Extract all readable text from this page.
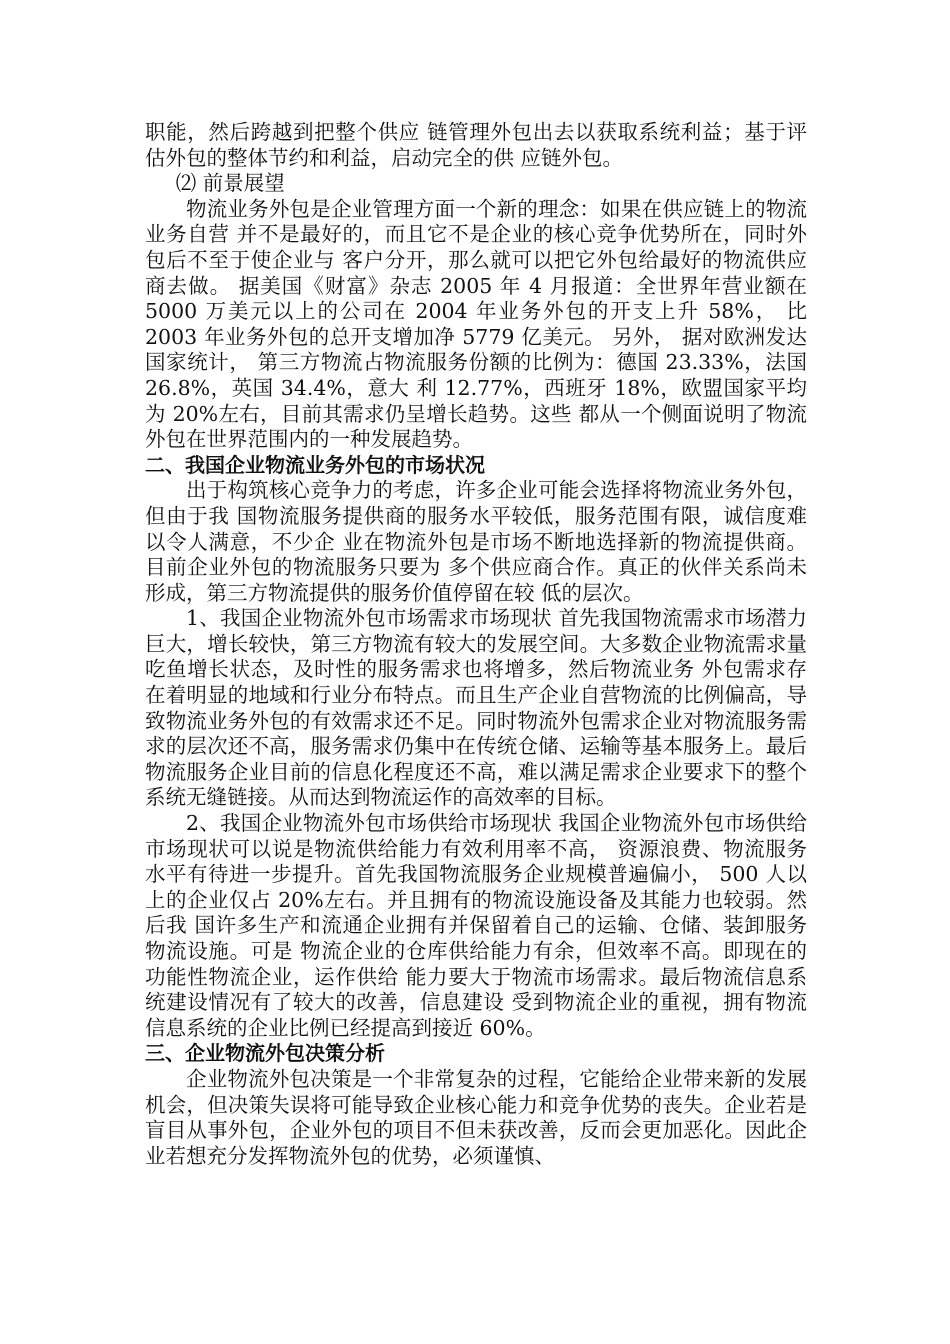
职能，然后跨越到把整个供应 链管理外包出去以获取系统利益；基于评估外包的整体节约和利益，启动完全的供 应链外包。

⑵ 前景展望

物流业务外包是企业管理方面一个新的理念：如果在供应链上的物流业务自营 并不是最好的，而且它不是企业的核心竞争优势所在，同时外包后不至于使企业与 客户分开，那么就可以把它外包给最好的物流供应商去做。 据美国《财富》杂志 2005 年 4 月报道：全世界年营业额在 5000 万美元以上的公司在 2004 年业务外包的开支上升 58%， 比 2003 年业务外包的总开支增加净 5779 亿美元。 另外， 据对欧洲发达国家统计， 第三方物流占物流服务份额的比例为：德国 23.33%，法国 26.8%，英国 34.4%，意大 利 12.77%，西班牙 18%，欧盟国家平均为 20%左右，目前其需求仍呈增长趋势。这些 都从一个侧面说明了物流外包在世界范围内的一种发展趋势。

二、我国企业物流业务外包的市场状况

出于构筑核心竞争力的考虑，许多企业可能会选择将物流业务外包，但由于我 国物流服务提供商的服务水平较低，服务范围有限，诚信度难以令人满意，不少企 业在物流外包是市场不断地选择新的物流提供商。目前企业外包的物流服务只要为 多个供应商合作。真正的伙伴关系尚未形成，第三方物流提供的服务价值停留在较 低的层次。

1、我国企业物流外包市场需求市场现状 首先我国物流需求市场潜力巨大，增长较快，第三方物流有较大的发展空间。大多数企业物流需求量吃鱼增长状态，及时性的服务需求也将增多，然后物流业务 外包需求存在着明显的地域和行业分布特点。而且生产企业自营物流的比例偏高，导致物流业务外包的有效需求还不足。同时物流外包需求企业对物流服务需求的层次还不高，服务需求仍集中在传统仓储、运输等基本服务上。最后物流服务企业目前的信息化程度还不高，难以满足需求企业要求下的整个系统无缝链接。从而达到物流运作的高效率的目标。

2、我国企业物流外包市场供给市场现状 我国企业物流外包市场供给市场现状可以说是物流供给能力有效利用率不高， 资源浪费、物流服务水平有待进一步提升。首先我国物流服务企业规模普遍偏小， 500 人以上的企业仅占 20%左右。并且拥有的物流设施设备及其能力也较弱。然后我 国许多生产和流通企业拥有并保留着自己的运输、仓储、装卸服务物流设施。可是 物流企业的仓库供给能力有余，但效率不高。即现在的功能性物流企业，运作供给 能力要大于物流市场需求。最后物流信息系统建设情况有了较大的改善，信息建设 受到物流企业的重视，拥有物流信息系统的企业比例已经提高到接近 60%。

三、企业物流外包决策分析

企业物流外包决策是一个非常复杂的过程，它能给企业带来新的发展机会，但决策失误将可能导致企业核心能力和竞争优势的丧失。企业若是盲目从事外包，企业外包的项目不但未获改善，反而会更加恶化。因此企业若想充分发挥物流外包的优势，必须谨慎、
━━━━━━━━
### EXERCISE REQUIREMENTS
Output all of the data exactly as it stands, minus any images.

### SOLUTION BELOW
Extract all readable text from this page.
职能，然后跨越到把整个供应 链管理外包出去以获取系统利益；基于评估外包的整体节约和利益，启动完全的供 应链外包。

⑵ 前景展望

物流业务外包是企业管理方面一个新的理念：如果在供应链上的物流业务自营 并不是最好的，而且它不是企业的核心竞争优势所在，同时外包后不至于使企业与 客户分开，那么就可以把它外包给最好的物流供应商去做。 据美国《财富》杂志 2005 年 4 月报道：全世界年营业额在 5000 万美元以上的公司在 2004 年业务外包的开支上升 58%， 比 2003 年业务外包的总开支增加净 5779 亿美元。 另外， 据对欧洲发达国家统计， 第三方物流占物流服务份额的比例为：德国 23.33%，法国 26.8%，英国 34.4%，意大 利 12.77%，西班牙 18%，欧盟国家平均为 20%左右，目前其需求仍呈增长趋势。这些 都从一个侧面说明了物流外包在世界范围内的一种发展趋势。

二、我国企业物流业务外包的市场状况

出于构筑核心竞争力的考虑，许多企业可能会选择将物流业务外包，但由于我 国物流服务提供商的服务水平较低，服务范围有限，诚信度难以令人满意，不少企 业在物流外包是市场不断地选择新的物流提供商。目前企业外包的物流服务只要为 多个供应商合作。真正的伙伴关系尚未形成，第三方物流提供的服务价值停留在较 低的层次。

1、我国企业物流外包市场需求市场现状 首先我国物流需求市场潜力巨大，增长较快，第三方物流有较大的发展空间。大多数企业物流需求量吃鱼增长状态，及时性的服务需求也将增多，然后物流业务 外包需求存在着明显的地域和行业分布特点。而且生产企业自营物流的比例偏高，导致物流业务外包的有效需求还不足。同时物流外包需求企业对物流服务需求的层次还不高，服务需求仍集中在传统仓储、运输等基本服务上。最后物流服务企业目前的信息化程度还不高，难以满足需求企业要求下的整个系统无缝链接。从而达到物流运作的高效率的目标。

2、我国企业物流外包市场供给市场现状 我国企业物流外包市场供给市场现状可以说是物流供给能力有效利用率不高， 资源浪费、物流服务水平有待进一步提升。首先我国物流服务企业规模普遍偏小， 500 人以上的企业仅占 20%左右。并且拥有的物流设施设备及其能力也较弱。然后我 国许多生产和流通企业拥有并保留着自己的运输、仓储、装卸服务物流设施。可是 物流企业的仓库供给能力有余，但效率不高。即现在的功能性物流企业，运作供给 能力要大于物流市场需求。最后物流信息系统建设情况有了较大的改善，信息建设 受到物流企业的重视，拥有物流信息系统的企业比例已经提高到接近 60%。

三、企业物流外包决策分析

企业物流外包决策是一个非常复杂的过程，它能给企业带来新的发展机会，但决策失误将可能导致企业核心能力和竞争优势的丧失。企业若是盲目从事外包，企业外包的项目不但未获改善，反而会更加恶化。因此企业若想充分发挥物流外包的优势，必须谨慎、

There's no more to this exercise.